▸ **To be done**:
Reproduce every record exactly as it appears, but not the pictures.

[Data records]

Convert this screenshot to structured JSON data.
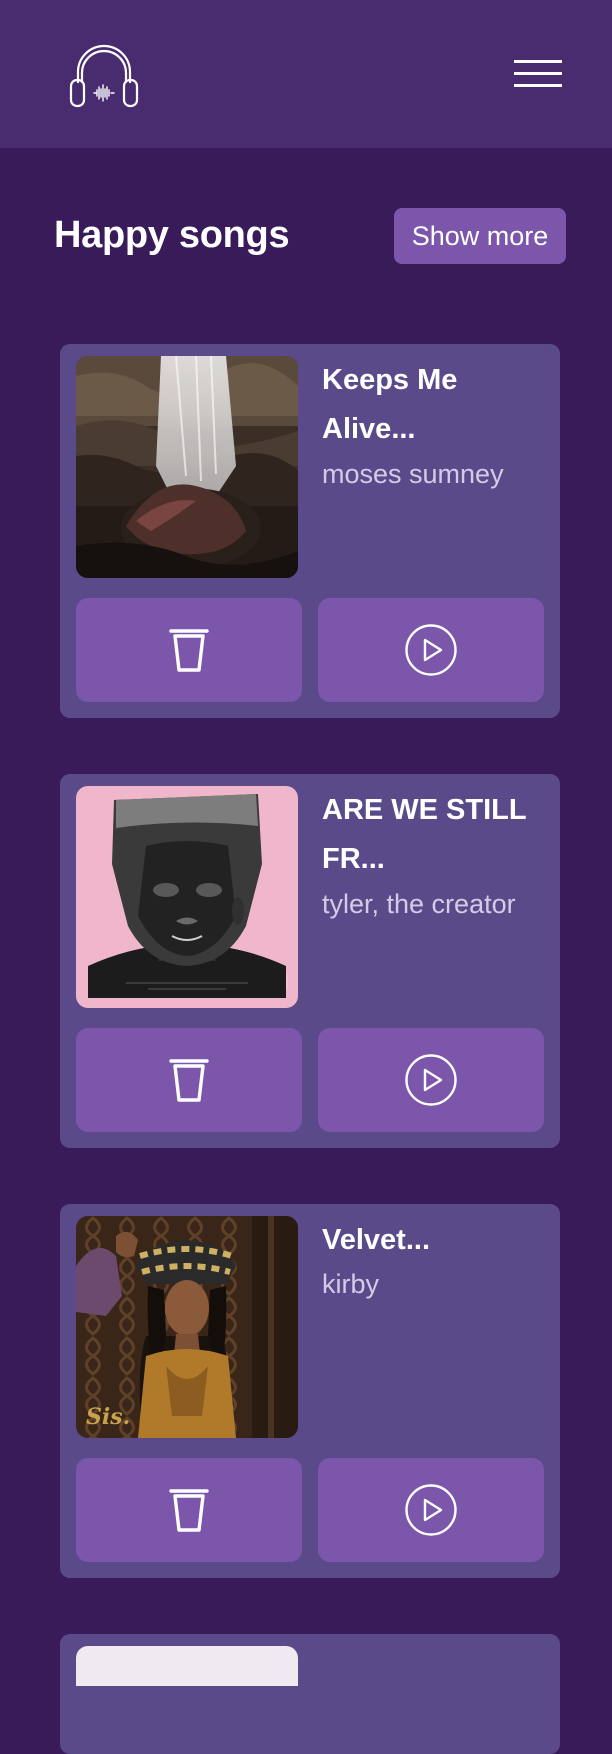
{
  "app": {
    "logo_icon": "headphones-icon",
    "menu_icon": "hamburger-menu-icon"
  },
  "section": {
    "title": "Happy songs",
    "show_more_label": "Show more"
  },
  "songs": [
    {
      "title": "Keeps Me Alive...",
      "artist": "moses sumney",
      "cover": "waterfall-album-cover"
    },
    {
      "title": "ARE WE STILL FR...",
      "artist": "tyler, the creator",
      "cover": "portrait-album-cover"
    },
    {
      "title": "Velvet...",
      "artist": "kirby",
      "cover": "sis-album-cover"
    }
  ],
  "actions": {
    "delete_icon": "trash-icon",
    "play_icon": "play-circle-icon"
  },
  "colors": {
    "background": "#381b58",
    "header": "#492c6f",
    "card": "#5a4a8a",
    "button": "#7b56aa",
    "text": "#ffffff",
    "muted_text": "#d4cce6"
  }
}
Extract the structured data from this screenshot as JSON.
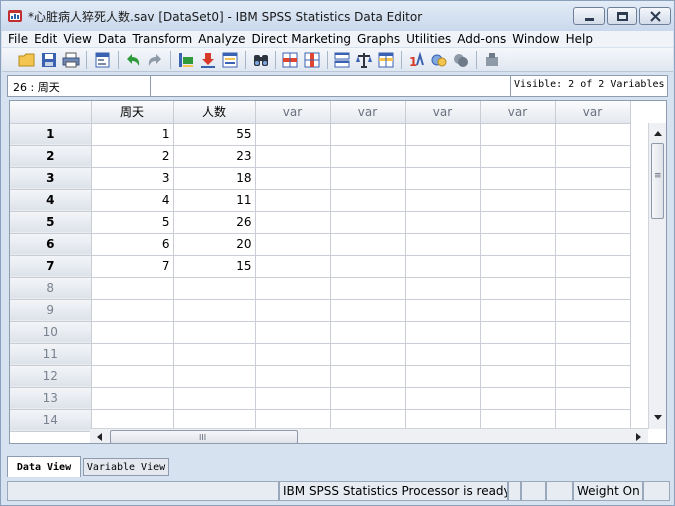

▸ **Response**:
Convert this screenshot to structured JSON data.
{
  "app": {
    "logo_icon": "headphones-icon",
    "menu_icon": "hamburger-menu-icon"
  },
  "section": {
    "title": "Happy songs",
    "show_more_label": "Show more"
  },
  "songs": [
    {
      "title": "Keeps Me Alive...",
      "artist": "moses sumney",
      "cover": "waterfall-album-cover"
    },
    {
      "title": "ARE WE STILL FR...",
      "artist": "tyler, the creator",
      "cover": "portrait-album-cover"
    },
    {
      "title": "Velvet...",
      "artist": "kirby",
      "cover": "sis-album-cover"
    }
  ],
  "actions": {
    "delete_icon": "trash-icon",
    "play_icon": "play-circle-icon"
  },
  "colors": {
    "background": "#381b58",
    "header": "#492c6f",
    "card": "#5a4a8a",
    "button": "#7b56aa",
    "text": "#ffffff",
    "muted_text": "#d4cce6"
  }
}
Extract the structured data from this screenshot as JSON.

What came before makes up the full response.